任务要求 A: 请将房子涂色问题这段节选中从“costs[1][2]”开始、到“in O(nk) runtime?”为止（含这两处文字）的部分一字不差地抄写出来。

阅读节选:
★ ★ ★ ★ ★

LeetCode 265. Paint House II（房子涂色）

原题网址：https://leetcode.com/problems/paint-house-ii/

There are a row of n houses, each house can be painted with one of the k colors. The cost of painting each house with a certain color is different. You have to paint all the houses such that no two adjacent houses
have the same color.

The cost of painting each house with a certain color is represented by a

n x k

cost
matrix. For example,

costs[0][0]

is the cost of painting house 0 with color 0;

costs[1][2]

is
the cost of painting house 1 with color 2, and so on... Find the minimum cost to paint all houses.

Note:

All costs are positive integers.

Follow up:

Could you solve it in O(nk) runtime?

方法：动态规划，求出最低成本和次低成本，如果房子的颜色和上一个房子最低成本的颜色相同，则涂上次低成本的颜色，否则涂最低成本的颜色。

这道题不需要我们分别求出与每一个颜色不同的最低成本值，只需要求出最低和次低，就可以有效避免颜色间隔的问题，这是关键。

★ ★ ★ ★ ★

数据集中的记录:
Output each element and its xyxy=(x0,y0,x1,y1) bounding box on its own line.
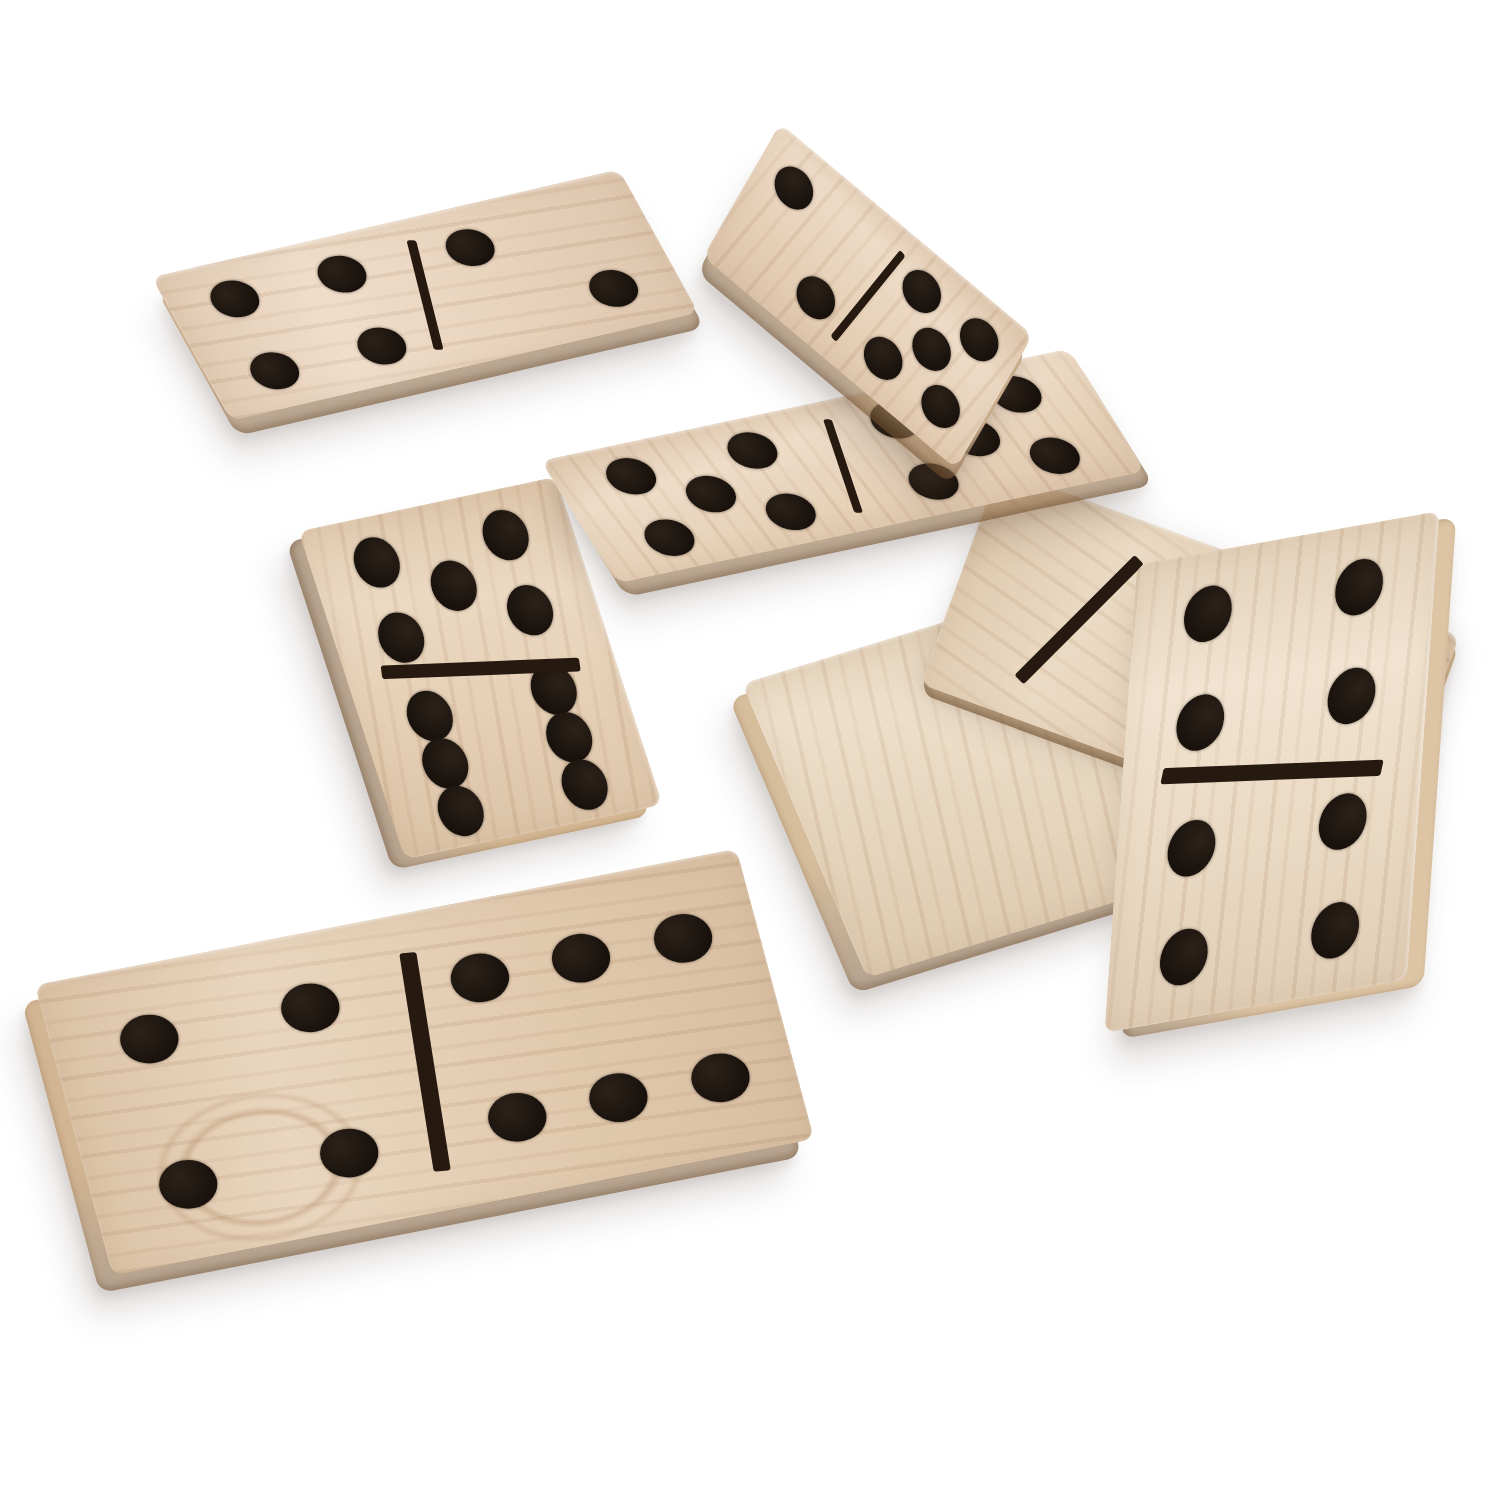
pip xyxy=(1183,582,1235,646)
pip xyxy=(677,472,744,517)
pip xyxy=(372,608,431,667)
pip xyxy=(1159,924,1211,988)
pip xyxy=(438,224,502,270)
pip xyxy=(444,949,514,1008)
pip xyxy=(546,929,616,988)
pip xyxy=(1310,898,1362,962)
pip xyxy=(1326,663,1378,727)
pip xyxy=(314,1124,384,1183)
pip xyxy=(431,781,490,840)
pip xyxy=(857,328,909,389)
domino-E-4-6[interactable] xyxy=(34,849,814,1276)
pip xyxy=(242,347,306,393)
pip xyxy=(767,157,819,218)
pip xyxy=(347,533,406,592)
pip xyxy=(500,581,559,640)
pip xyxy=(539,708,598,767)
pip xyxy=(554,755,613,814)
domino-wood-face xyxy=(34,849,814,1276)
pip xyxy=(424,557,483,616)
pip xyxy=(114,1010,184,1069)
divider-line xyxy=(1015,555,1144,684)
pip xyxy=(582,266,646,312)
pip xyxy=(1175,690,1227,754)
pip xyxy=(275,979,345,1038)
pip xyxy=(400,686,459,745)
pip xyxy=(415,734,474,793)
domino-A-4-2[interactable] xyxy=(151,169,698,421)
domino-wood-face xyxy=(1104,511,1439,1033)
pip xyxy=(953,310,1005,371)
domino-F-4-4[interactable] xyxy=(1104,511,1439,1033)
pip xyxy=(719,428,786,473)
pip xyxy=(757,489,824,534)
pip xyxy=(636,515,703,560)
pip xyxy=(905,319,957,380)
pip xyxy=(895,261,947,322)
pip xyxy=(1166,816,1218,880)
pip xyxy=(583,1068,653,1127)
pip xyxy=(476,505,535,564)
pip xyxy=(350,323,414,369)
pip xyxy=(202,276,266,322)
pip xyxy=(598,454,665,499)
pip xyxy=(915,376,967,437)
pip xyxy=(648,909,718,968)
pip xyxy=(1334,555,1386,619)
pip xyxy=(482,1088,552,1147)
pip xyxy=(790,268,842,329)
pip xyxy=(685,1049,755,1108)
pip xyxy=(310,251,374,297)
dominoes-board xyxy=(0,0,1500,1500)
pip xyxy=(1317,790,1369,854)
pip xyxy=(1021,433,1088,478)
pip xyxy=(152,1155,222,1214)
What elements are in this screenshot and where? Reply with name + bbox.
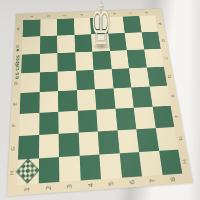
square-d3[interactable] [58, 71, 77, 91]
square-g4[interactable] [78, 132, 99, 156]
file-label-right-H: H [182, 159, 188, 163]
file-label-left-D: D [14, 81, 19, 85]
square-d4[interactable] [76, 70, 95, 90]
square-a8[interactable] [139, 15, 158, 32]
square-a1[interactable] [23, 20, 40, 37]
square-f4[interactable] [77, 110, 97, 133]
square-b2[interactable] [40, 36, 58, 54]
brand-text: US CHESS [14, 55, 20, 80]
playing-area [16, 9, 161, 14]
rank-label-bottom-4: 4 [88, 182, 95, 187]
square-e2[interactable] [39, 91, 58, 113]
file-label-right-A: A [158, 22, 162, 25]
square-a4[interactable] [73, 18, 91, 35]
square-g2[interactable] [39, 134, 59, 159]
square-h5[interactable] [99, 153, 121, 179]
square-f3[interactable] [58, 111, 78, 134]
file-label-left-A: A [17, 27, 21, 30]
rank-label-top-2: 2 [47, 15, 51, 17]
square-a2[interactable] [40, 19, 57, 36]
square-a3[interactable] [57, 18, 74, 35]
rank-label-top-6: 6 [112, 13, 116, 15]
file-label-left-E: E [13, 102, 18, 105]
file-label-right-E: E [171, 94, 176, 97]
square-h4[interactable] [79, 155, 101, 181]
square-f1[interactable] [19, 113, 39, 136]
square-e3[interactable] [58, 90, 77, 112]
file-label-right-G: G [178, 136, 183, 140]
rank-label-bottom-1: 1 [24, 187, 31, 192]
rank-label-bottom-6: 6 [129, 180, 136, 185]
file-label-left-B: B [16, 44, 20, 47]
square-b3[interactable] [57, 35, 75, 53]
rank-label-bottom-7: 7 [149, 178, 156, 183]
rank-label-top-8: 8 [145, 12, 149, 14]
rank-label-bottom-8: 8 [170, 177, 177, 182]
square-g1[interactable] [18, 135, 39, 160]
square-b8[interactable] [141, 32, 160, 50]
rank-label-top-7: 7 [128, 12, 132, 14]
square-d5[interactable] [94, 69, 114, 89]
square-h2[interactable] [38, 157, 59, 183]
square-e4[interactable] [76, 89, 96, 111]
rank-label-top-4: 4 [80, 14, 84, 16]
file-label-left-F: F [12, 124, 17, 127]
coordinate-labels: 1234567812345678ABCDEFGHABCDEFGH [16, 9, 161, 14]
rank-label-bottom-2: 2 [46, 185, 53, 190]
square-c6[interactable] [110, 50, 129, 69]
file-label-right-F: F [174, 115, 179, 118]
square-h8[interactable] [159, 150, 183, 175]
rank-label-bottom-3: 3 [67, 184, 74, 189]
file-label-left-C: C [15, 62, 20, 65]
square-b4[interactable] [74, 34, 92, 52]
square-h3[interactable] [59, 156, 80, 182]
white-king-glyph: ♚ [91, 0, 112, 53]
square-g5[interactable] [98, 130, 120, 154]
square-g8[interactable] [155, 127, 178, 151]
square-f5[interactable] [96, 109, 117, 132]
square-c8[interactable] [144, 49, 164, 68]
square-e1[interactable] [20, 92, 40, 114]
square-e6[interactable] [113, 87, 134, 108]
rank-label-top-1: 1 [30, 16, 34, 18]
rank-label-top-3: 3 [63, 14, 67, 16]
square-d6[interactable] [111, 68, 131, 88]
square-d1[interactable] [20, 72, 39, 93]
square-d2[interactable] [39, 72, 58, 92]
square-e8[interactable] [149, 86, 170, 107]
file-label-left-G: G [11, 146, 16, 150]
square-b1[interactable] [22, 36, 40, 54]
rank-label-bottom-5: 5 [108, 181, 115, 186]
square-f2[interactable] [39, 112, 59, 135]
file-label-right-D: D [167, 74, 172, 77]
square-e5[interactable] [95, 88, 115, 109]
square-c3[interactable] [57, 52, 75, 71]
board-photo: US CHESS 1234567812345678ABCDEFGHABCDEFG… [0, 0, 200, 200]
square-g3[interactable] [59, 133, 80, 157]
square-f6[interactable] [115, 108, 136, 131]
square-f8[interactable] [152, 106, 174, 128]
square-d8[interactable] [146, 67, 167, 87]
file-label-left-H: H [10, 170, 15, 175]
square-c2[interactable] [39, 53, 57, 72]
file-label-right-C: C [164, 56, 169, 59]
square-c1[interactable] [21, 54, 39, 73]
file-label-right-B: B [161, 39, 166, 42]
brand-mark-icon [16, 49, 19, 52]
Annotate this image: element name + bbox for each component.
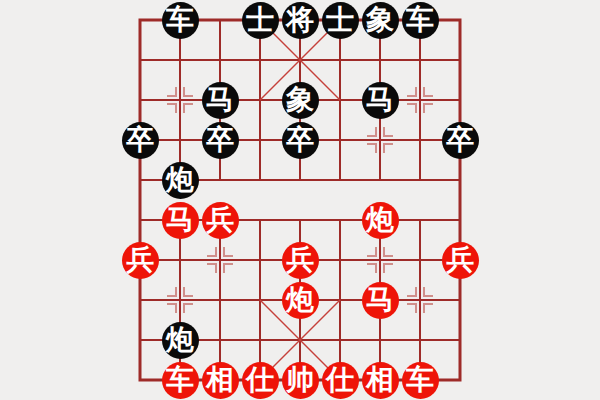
piece-red-cannon[interactable]: 炮 (282, 282, 319, 319)
piece-red-horse[interactable]: 马 (162, 202, 199, 239)
xiangqi-diagram: 车士将士象车马象马卒卒卒卒炮马兵炮兵兵兵炮马炮车相仕帅仕相车 (0, 0, 600, 400)
piece-red-soldier[interactable]: 兵 (202, 202, 239, 239)
piece-black-soldier[interactable]: 卒 (202, 122, 239, 159)
piece-red-cannon[interactable]: 炮 (362, 202, 399, 239)
piece-red-advisor[interactable]: 仕 (242, 362, 279, 399)
piece-black-soldier[interactable]: 卒 (282, 122, 319, 159)
piece-red-elephant[interactable]: 相 (202, 362, 239, 399)
piece-black-cannon[interactable]: 炮 (162, 322, 199, 359)
piece-red-soldier[interactable]: 兵 (442, 242, 479, 279)
piece-red-chariot[interactable]: 车 (402, 362, 439, 399)
xiangqi-board[interactable]: 车士将士象车马象马卒卒卒卒炮马兵炮兵兵兵炮马炮车相仕帅仕相车 (120, 0, 480, 400)
piece-black-horse[interactable]: 马 (202, 82, 239, 119)
piece-red-elephant[interactable]: 相 (362, 362, 399, 399)
piece-black-cannon[interactable]: 炮 (162, 162, 199, 199)
piece-red-horse[interactable]: 马 (362, 282, 399, 319)
piece-red-soldier[interactable]: 兵 (122, 242, 159, 279)
piece-red-advisor[interactable]: 仕 (322, 362, 359, 399)
piece-red-general[interactable]: 帅 (282, 362, 319, 399)
piece-black-soldier[interactable]: 卒 (442, 122, 479, 159)
piece-black-advisor[interactable]: 士 (322, 2, 359, 39)
piece-black-soldier[interactable]: 卒 (122, 122, 159, 159)
piece-black-elephant[interactable]: 象 (282, 82, 319, 119)
piece-red-chariot[interactable]: 车 (162, 362, 199, 399)
piece-black-chariot[interactable]: 车 (162, 2, 199, 39)
piece-black-chariot[interactable]: 车 (402, 2, 439, 39)
piece-black-elephant[interactable]: 象 (362, 2, 399, 39)
piece-black-horse[interactable]: 马 (362, 82, 399, 119)
piece-black-advisor[interactable]: 士 (242, 2, 279, 39)
piece-red-soldier[interactable]: 兵 (282, 242, 319, 279)
piece-black-general[interactable]: 将 (282, 2, 319, 39)
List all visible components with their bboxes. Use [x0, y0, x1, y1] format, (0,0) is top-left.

★ ★ ★ ★ ★

任务要求 B: 将上面数据条目中从含有“piece-red-cannon[interactable]: 炮 (282, 282, 319, 319)”的那一行起，到含有“piece-black-soldier[interactable]: 卒 (202, 122, 239, 159)”的那一行为止（首尾两行均包括在内）的各行原样重新写出。

书面解答 A:
costs[1][2]

is
the cost of painting house 1 with color 2, and so on... Find the minimum cost to paint all houses.

Note:

All costs are positive integers.

Follow up:

Could you solve it in O(nk) runtime?

书面解答 B:
piece-red-cannon[interactable]: 炮 (282, 282, 319, 319)
piece-red-horse[interactable]: 马 (162, 202, 199, 239)
xiangqi-diagram: 车士将士象车马象马卒卒卒卒炮马兵炮兵兵兵炮马炮车相仕帅仕相车 (0, 0, 600, 400)
piece-red-soldier[interactable]: 兵 (202, 202, 239, 239)
piece-black-soldier[interactable]: 卒 (202, 122, 239, 159)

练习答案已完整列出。